▸ Task list:
**1)** From the passage on the indirect moral significance of animals, list each distinct harmful action it names as something one might do to a dog, a car, or property in general.
**2)** Write the next part of the passage on the indirect moral significance of animals, picking up after its final sentence.

▸ Given passage:
* Start *
Two varieties of indirect significance

The claim that animals must lack moral standing under contractualism does not necessarily imply that one can, with impunity, do whatever one wishes with respect to any animal. For they may yet have indirect moral significance. This remains to be investigated. The issue is important because we do need to consider whether contractualism can at least approach our common-sense attitude to animals. If contractualism cannot explain any of our ordinary moral judgements in this domain, then that will count against its acceptability as a moral theory, under reflective equilibrium. Two obvious ways in which contractualism might accord indirect moral significance to animals, would be to subsume animals under the rules dealing with private property, or by treating them as a matter of legitimate public interest. Let us consider each of these in turn.

            If contractualism would condone a system of property rights, as seems plausible, then it is clear that at least some animals will be protected by those rights. If you have the right against me that I should not, other things being equal, destroy your property, then I am morally obliged not to kill your dog, just as I am obliged not to set light to your car. But notice that it is your rights that I would infringe, not the dog’s. Indeed, the dog would have no rights, any more than the car does. Notice, moreover, that a great many animals, including those in the wild, will not be protected by property rights, since they have no owners (though some may receive legal protection in national parks or game reserves). More importantly, perhaps, even those animals that have owners will receive no protection against their owners. Since I am within my rights to batter or destroy my car, if I choose to do so, I should also be within my rights to batter or destroy my dog, on this approach. It seems that an appeal to property rights cannot take us very far in attempting to reconcile contractualism with common-sense attitudes.
* End *
▸ Dataset:
* Start *
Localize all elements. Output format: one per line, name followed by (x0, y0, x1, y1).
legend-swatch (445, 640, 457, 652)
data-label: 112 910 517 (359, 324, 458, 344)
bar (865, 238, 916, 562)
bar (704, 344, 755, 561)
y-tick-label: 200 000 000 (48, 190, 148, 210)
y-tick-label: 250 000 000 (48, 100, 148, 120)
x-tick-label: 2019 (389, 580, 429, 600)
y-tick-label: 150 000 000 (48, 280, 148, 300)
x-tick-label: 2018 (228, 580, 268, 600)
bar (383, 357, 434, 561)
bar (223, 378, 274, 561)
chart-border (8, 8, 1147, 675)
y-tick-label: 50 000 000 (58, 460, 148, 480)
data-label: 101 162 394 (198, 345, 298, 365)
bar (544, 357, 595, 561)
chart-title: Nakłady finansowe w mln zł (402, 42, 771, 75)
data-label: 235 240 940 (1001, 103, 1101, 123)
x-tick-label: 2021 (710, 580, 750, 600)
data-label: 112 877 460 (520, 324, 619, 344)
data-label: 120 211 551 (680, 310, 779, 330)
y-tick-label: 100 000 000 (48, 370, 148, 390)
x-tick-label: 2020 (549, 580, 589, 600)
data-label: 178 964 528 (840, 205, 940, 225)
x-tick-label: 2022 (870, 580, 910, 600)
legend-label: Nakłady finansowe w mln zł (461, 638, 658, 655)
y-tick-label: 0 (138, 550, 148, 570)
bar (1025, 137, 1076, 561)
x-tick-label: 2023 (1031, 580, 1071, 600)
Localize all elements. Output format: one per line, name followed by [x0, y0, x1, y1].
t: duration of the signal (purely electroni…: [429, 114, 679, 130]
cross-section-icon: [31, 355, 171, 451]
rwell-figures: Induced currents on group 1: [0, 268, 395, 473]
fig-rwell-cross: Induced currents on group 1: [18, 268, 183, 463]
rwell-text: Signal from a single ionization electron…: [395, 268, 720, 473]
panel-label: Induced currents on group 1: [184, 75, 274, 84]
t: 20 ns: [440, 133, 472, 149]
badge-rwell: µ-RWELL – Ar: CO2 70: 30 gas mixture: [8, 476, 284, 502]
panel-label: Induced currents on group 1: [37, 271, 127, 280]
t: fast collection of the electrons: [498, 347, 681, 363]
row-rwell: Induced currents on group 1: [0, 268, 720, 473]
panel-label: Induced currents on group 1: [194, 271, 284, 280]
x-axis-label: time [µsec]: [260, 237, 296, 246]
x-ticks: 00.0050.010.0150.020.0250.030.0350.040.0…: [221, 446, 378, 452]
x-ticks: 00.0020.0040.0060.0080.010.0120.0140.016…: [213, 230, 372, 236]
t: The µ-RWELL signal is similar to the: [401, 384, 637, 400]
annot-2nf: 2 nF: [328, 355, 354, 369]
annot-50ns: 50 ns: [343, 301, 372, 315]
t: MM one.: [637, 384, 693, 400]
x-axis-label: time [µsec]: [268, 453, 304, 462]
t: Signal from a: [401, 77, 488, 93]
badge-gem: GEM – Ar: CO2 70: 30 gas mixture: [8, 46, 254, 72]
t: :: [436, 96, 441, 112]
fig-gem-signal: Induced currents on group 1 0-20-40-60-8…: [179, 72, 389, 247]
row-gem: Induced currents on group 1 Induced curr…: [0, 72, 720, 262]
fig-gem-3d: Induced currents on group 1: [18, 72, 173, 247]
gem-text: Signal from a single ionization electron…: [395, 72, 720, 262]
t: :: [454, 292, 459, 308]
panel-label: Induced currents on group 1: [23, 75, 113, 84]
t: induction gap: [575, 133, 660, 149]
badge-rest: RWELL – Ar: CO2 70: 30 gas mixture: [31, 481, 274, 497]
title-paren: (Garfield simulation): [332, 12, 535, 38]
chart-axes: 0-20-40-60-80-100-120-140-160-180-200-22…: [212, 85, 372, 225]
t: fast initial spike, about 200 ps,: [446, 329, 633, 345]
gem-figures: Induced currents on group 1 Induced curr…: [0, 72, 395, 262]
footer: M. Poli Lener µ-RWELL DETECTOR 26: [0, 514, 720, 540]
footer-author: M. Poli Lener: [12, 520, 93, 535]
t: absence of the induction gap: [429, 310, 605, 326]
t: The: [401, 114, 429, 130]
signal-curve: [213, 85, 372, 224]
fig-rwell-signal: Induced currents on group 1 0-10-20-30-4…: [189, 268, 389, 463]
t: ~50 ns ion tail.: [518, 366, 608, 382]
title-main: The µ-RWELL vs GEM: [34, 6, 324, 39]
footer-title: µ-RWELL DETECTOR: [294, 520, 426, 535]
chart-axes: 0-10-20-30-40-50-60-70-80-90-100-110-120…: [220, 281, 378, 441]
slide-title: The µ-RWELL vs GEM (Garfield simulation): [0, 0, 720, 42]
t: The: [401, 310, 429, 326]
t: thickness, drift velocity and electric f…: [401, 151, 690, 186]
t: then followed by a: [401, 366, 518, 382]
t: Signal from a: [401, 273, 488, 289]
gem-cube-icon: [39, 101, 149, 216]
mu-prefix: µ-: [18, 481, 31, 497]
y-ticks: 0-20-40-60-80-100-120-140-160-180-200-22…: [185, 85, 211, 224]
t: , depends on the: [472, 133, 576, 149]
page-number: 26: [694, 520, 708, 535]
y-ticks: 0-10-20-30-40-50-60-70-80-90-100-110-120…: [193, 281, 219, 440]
* End *
▸ Task responses:
**1)**
- destroy
- kill
- set light to
- batter

**2)**
            A more plausible approach would be to appeal to the fact that many people care deeply about animals. For this may then make the manner of our treatment of animals a matter of legitimate public interest. Compare the fact that many people care deeply about architecture and the aesthetics of their environment. This may be sufficient to give rise to a moral duty, on the part of the owners of some attractive ancient building, not to destroy or alter it, except for very powerful reasons (such as that the building has, through previous neglect, become a danger to life). The general point is that one might expect contracting rational agents to reject rules that place no side-constraints on the rights of ownership. Where the objects privately owned are nevertheless a matter of legitimate public enjoyment or interest, it may be reasonable that owners’ rights of disposal of their property should be constrained, to some degree.

            Similarly, then, in the case of animals. Since many people have concerns for animals, and are deeply distressed at seeing an animal suffer, this may place on us an obligation not to cause suffering to animals, except for powerful reasons. This would not be because needlessly causing such suffering would violate the rights of the animal, any more than someone who defaces a beautiful building violates the rights of the building. On this approach animals, like buildings, would have no direct rights or moral standing. Rather, causing suffering to an animal would violate the right of animal lovers to have their concerns respected and taken seriously.

            Such an approach may be able to recover for contractualism a great deal of what common-sense tells us about the moral treatment of animals. In particular, it can explain how it can be true that, while we do have duties towards animals, their lives and interests cannot be weighed against the lives and interests of humans. For the duties in question only arise indirectly, out of respect for those who care about animals. And this duty of respect may surely be overridden where someone’s more fundamental interests or very life are threatened. Thus consider, once again, the example of the ancient building. If the building is the owner’s only residence, and if structural changes are necessary to make it habitable, then it is surely permissible that it should be altered, overriding the interests of the wider public.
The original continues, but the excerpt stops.